▸ Extracted data:
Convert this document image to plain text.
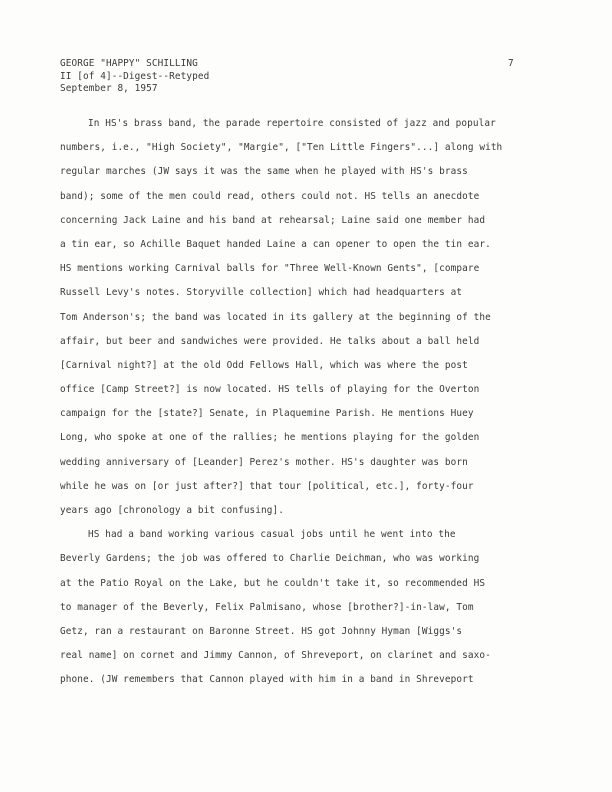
GEORGE "HAPPY" SCHILLING
II [of 4]--Digest--Retyped
September 8, 1957
7
In HS's brass band, the parade repertoire consisted of jazz and popular
numbers, i.e., "High Society", "Margie", ["Ten Little Fingers"...] along with
regular marches (JW says it was the same when he played with HS's brass
band); some of the men could read, others could not. HS tells an anecdote
concerning Jack Laine and his band at rehearsal; Laine said one member had
a tin ear, so Achille Baquet handed Laine a can opener to open the tin ear.
HS mentions working Carnival balls for "Three Well-Known Gents", [compare
Russell Levy's notes. Storyville collection] which had headquarters at
Tom Anderson's; the band was located in its gallery at the beginning of the
affair, but beer and sandwiches were provided. He talks about a ball held
[Carnival night?] at the old Odd Fellows Hall, which was where the post
office [Camp Street?] is now located. HS tells of playing for the Overton
campaign for the [state?] Senate, in Plaquemine Parish. He mentions Huey
Long, who spoke at one of the rallies; he mentions playing for the golden
wedding anniversary of [Leander] Perez's mother. HS's daughter was born
while he was on [or just after?] that tour [political, etc.], forty-four
years ago [chronology a bit confusing].
HS had a band working various casual jobs until he went into the
Beverly Gardens; the job was offered to Charlie Deichman, who was working
at the Patio Royal on the Lake, but he couldn't take it, so recommended HS
to manager of the Beverly, Felix Palmisano, whose [brother?]-in-law, Tom
Getz, ran a restaurant on Baronne Street. HS got Johnny Hyman [Wiggs's
real name] on cornet and Jimmy Cannon, of Shreveport, on clarinet and saxo-
phone. (JW remembers that Cannon played with him in a band in Shreveport
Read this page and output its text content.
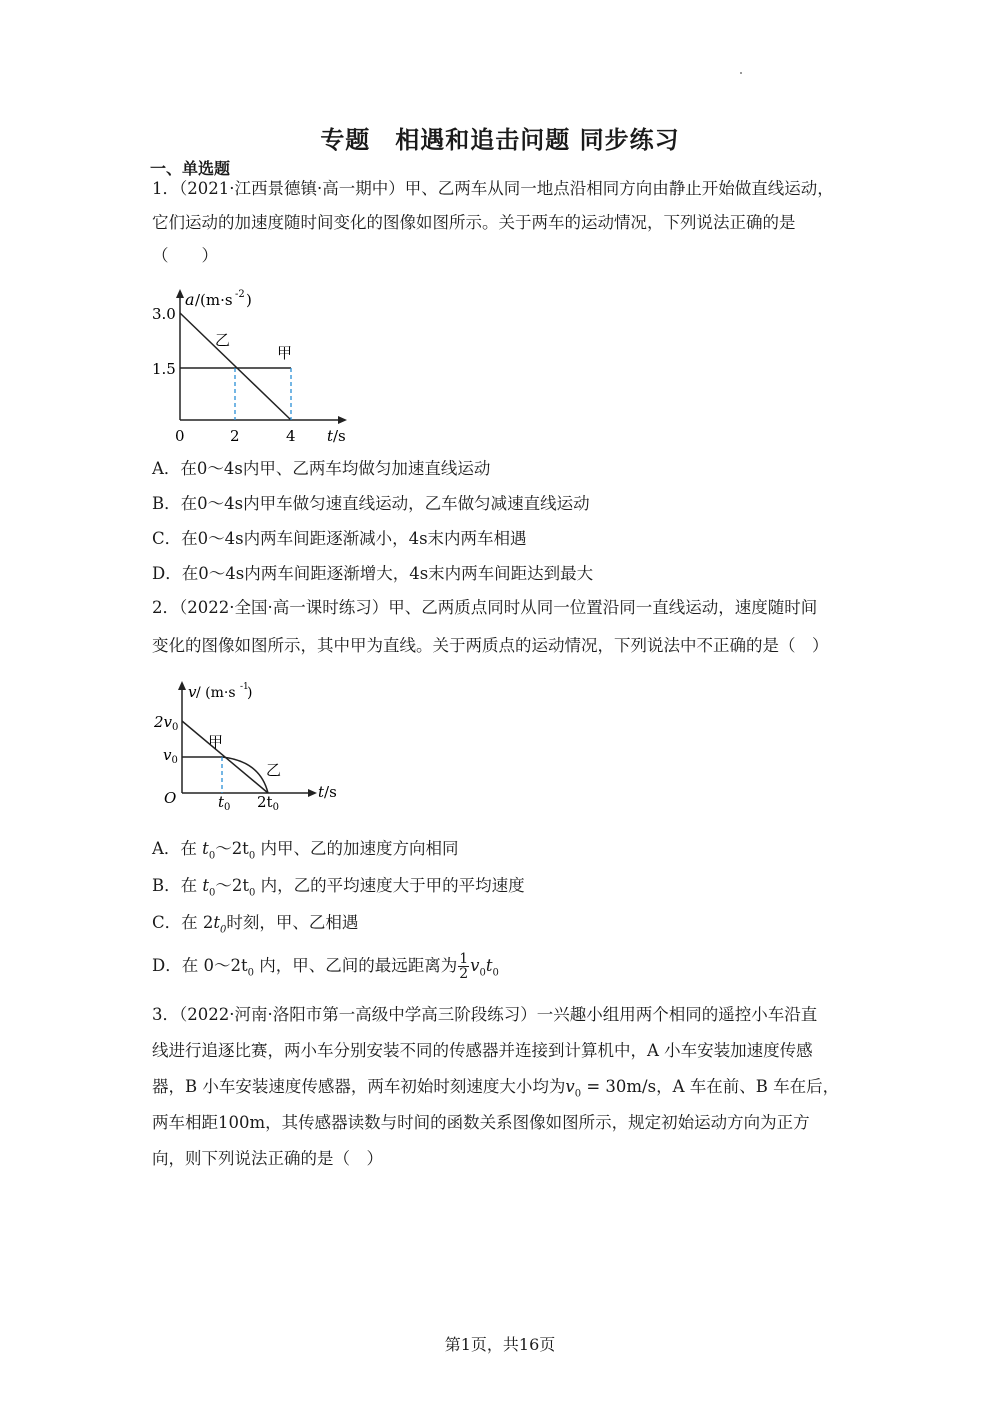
专题　相遇和追击问题 同步练习
一、单选题
1．（2021·江西景德镇·高一期中）甲、乙两车从同一地点沿相同方向由静止开始做直线运动，
它们运动的加速度随时间变化的图像如图所示。关于两车的运动情况，下列说法正确的是
（　　）
a /(m·s -2 )
3.0
1.5
0	2	4 t /s
乙
甲
A．在0～4s内甲、乙两车均做匀加速直线运动
B．在0～4s内甲车做匀速直线运动，乙车做匀减速直线运动
C．在0～4s内两车间距逐渐减小，4s末内两车相遇
D．在0～4s内两车间距逐渐增大，4s末内两车间距达到最大
2．（2022·全国·高一课时练习）甲、乙两质点同时从同一位置沿同一直线运动，速度随时间
变化的图像如图所示，其中甲为直线。关于两质点的运动情况，下列说法中不正确的是（　）
v / (m·s -1
)
$2v_0$
$v_0$
O	$t_0$ $2t_0$
t/s
甲
乙
A．在 $t_0\sim 2t_0$ 内甲、乙的加速度方向相同
B．在 $t_0\sim 2t_0$ 内，乙的平均速度大于甲的平均速度
C．在 $2t_0$时刻，甲、乙相遇
D．在 $0\sim 2t_0$ 内，甲、乙间的最远距离为 $\frac{1}{2} v_0t_0$
3．（2022·河南·洛阳市第一高级中学高三阶段练习）一兴趣小组用两个相同的遥控小车沿直
线进行追逐比赛，两小车分别安装不同的传感器并连接到计算机中，A 小车安装加速度传感
器，B 小车安装速度传感器，两车初始时刻速度大小均为$v_0 = 30m/s$，A 车在前、B 车在后，
两车相距100m，其传感器读数与时间的函数关系图像如图所示，规定初始运动方向为正方
向，则下列说法正确的是（　）
第1页，共16页
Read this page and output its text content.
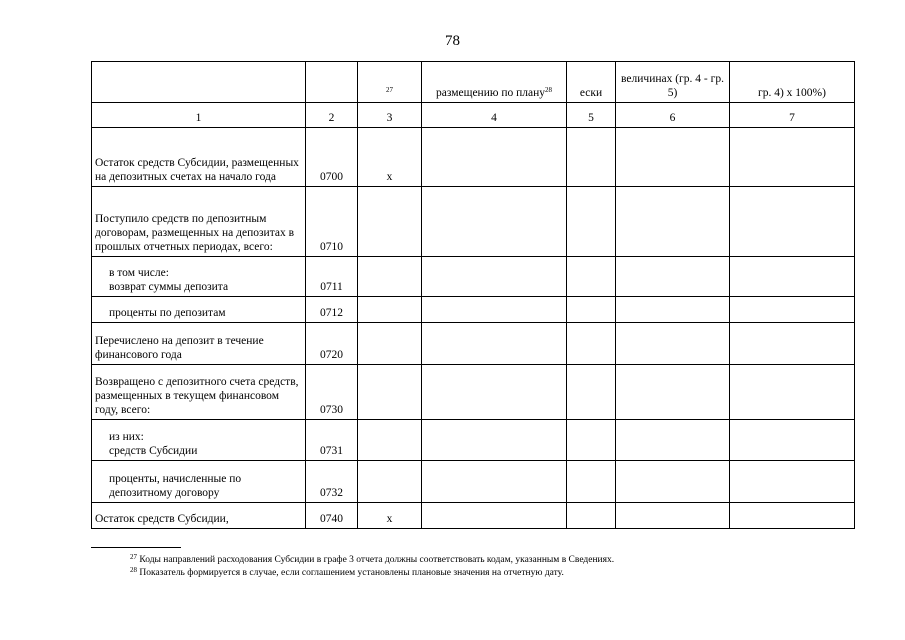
78
		$^{27}$	размещению по плану$^{28}$	ески	величинах (гр. 4 - гр. 5)	гр. 4) x 100%)
1	2	3	4	5	6	7
Остаток средств Субсидии, размещенных на депозитных счетах на начало года	0700	x				
Поступило средств по депозитным договорам, размещенных на депозитах в прошлых отчетных периодах, всего:	0710					

в том числе:
возврат суммы депозита	0711					

проценты по депозитам	0712					
Перечислено на депозит в течение финансового года	0720					
Возвращено с депозитного счета средств, размещенных в текущем финансовом году, всего:	0730					

из них:
средств Субсидии	0731					

проценты, начисленные по депозитному договору	0732					
Остаток средств Субсидии,	0740	x				
$^{27}$ Коды направлений расходования Субсидии в графе 3 отчета должны соответствовать кодам, указанным в Сведениях.
$^{28}$ Показатель формируется в случае, если соглашением установлены плановые значения на отчетную дату.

▸ Exercise: Write the material out again exactly as it appears, dropping the pictures.

▸ Final result:
Convert this document image to plain text.
GEORGE "HAPPY" SCHILLING
II [of 4]--Digest--Retyped
September 8, 1957
7
In HS's brass band, the parade repertoire consisted of jazz and popular
numbers, i.e., "High Society", "Margie", ["Ten Little Fingers"...] along with
regular marches (JW says it was the same when he played with HS's brass
band); some of the men could read, others could not. HS tells an anecdote
concerning Jack Laine and his band at rehearsal; Laine said one member had
a tin ear, so Achille Baquet handed Laine a can opener to open the tin ear.
HS mentions working Carnival balls for "Three Well-Known Gents", [compare
Russell Levy's notes. Storyville collection] which had headquarters at
Tom Anderson's; the band was located in its gallery at the beginning of the
affair, but beer and sandwiches were provided. He talks about a ball held
[Carnival night?] at the old Odd Fellows Hall, which was where the post
office [Camp Street?] is now located. HS tells of playing for the Overton
campaign for the [state?] Senate, in Plaquemine Parish. He mentions Huey
Long, who spoke at one of the rallies; he mentions playing for the golden
wedding anniversary of [Leander] Perez's mother. HS's daughter was born
while he was on [or just after?] that tour [political, etc.], forty-four
years ago [chronology a bit confusing].
HS had a band working various casual jobs until he went into the
Beverly Gardens; the job was offered to Charlie Deichman, who was working
at the Patio Royal on the Lake, but he couldn't take it, so recommended HS
to manager of the Beverly, Felix Palmisano, whose [brother?]-in-law, Tom
Getz, ran a restaurant on Baronne Street. HS got Johnny Hyman [Wiggs's
real name] on cornet and Jimmy Cannon, of Shreveport, on clarinet and saxo-
phone. (JW remembers that Cannon played with him in a band in Shreveport
Read this page and output its text content.
专题　相遇和追击问题 同步练习
一、单选题
1．（2021·江西景德镇·高一期中）甲、乙两车从同一地点沿相同方向由静止开始做直线运动，
它们运动的加速度随时间变化的图像如图所示。关于两车的运动情况，下列说法正确的是
（　　）
a /(m·s -2 )
3.0
1.5
0	2	4 t /s
乙
甲
A．在0～4s内甲、乙两车均做匀加速直线运动
B．在0～4s内甲车做匀速直线运动，乙车做匀减速直线运动
C．在0～4s内两车间距逐渐减小，4s末内两车相遇
D．在0～4s内两车间距逐渐增大，4s末内两车间距达到最大
2．（2022·全国·高一课时练习）甲、乙两质点同时从同一位置沿同一直线运动，速度随时间
变化的图像如图所示，其中甲为直线。关于两质点的运动情况，下列说法中不正确的是（　）
v / (m·s -1
)
$2v_0$
$v_0$
O	$t_0$ $2t_0$
t/s
甲
乙
A．在 $t_0\sim 2t_0$ 内甲、乙的加速度方向相同
B．在 $t_0\sim 2t_0$ 内，乙的平均速度大于甲的平均速度
C．在 $2t_0$时刻，甲、乙相遇
D．在 $0\sim 2t_0$ 内，甲、乙间的最远距离为 $\frac{1}{2} v_0t_0$
3．（2022·河南·洛阳市第一高级中学高三阶段练习）一兴趣小组用两个相同的遥控小车沿直
线进行追逐比赛，两小车分别安装不同的传感器并连接到计算机中，A 小车安装加速度传感
器，B 小车安装速度传感器，两车初始时刻速度大小均为$v_0 = 30m/s$，A 车在前、B 车在后，
两车相距100m，其传感器读数与时间的函数关系图像如图所示，规定初始运动方向为正方
向，则下列说法正确的是（　）
第1页，共16页
Read this page and output its text content.
78
		$^{27}$	размещению по плану$^{28}$	ески	величинах (гр. 4 - гр. 5)	гр. 4) x 100%)
1	2	3	4	5	6	7
Остаток средств Субсидии, размещенных на депозитных счетах на начало года	0700	x				
Поступило средств по депозитным договорам, размещенных на депозитах в прошлых отчетных периодах, всего:	0710					

в том числе:
возврат суммы депозита	0711					

проценты по депозитам	0712					
Перечислено на депозит в течение финансового года	0720					
Возвращено с депозитного счета средств, размещенных в текущем финансовом году, всего:	0730					

из них:
средств Субсидии	0731					

проценты, начисленные по депозитному договору	0732					
Остаток средств Субсидии,	0740	x				
$^{27}$ Коды направлений расходования Субсидии в графе 3 отчета должны соответствовать кодам, указанным в Сведениях.
$^{28}$ Показатель формируется в случае, если соглашением установлены плановые значения на отчетную дату.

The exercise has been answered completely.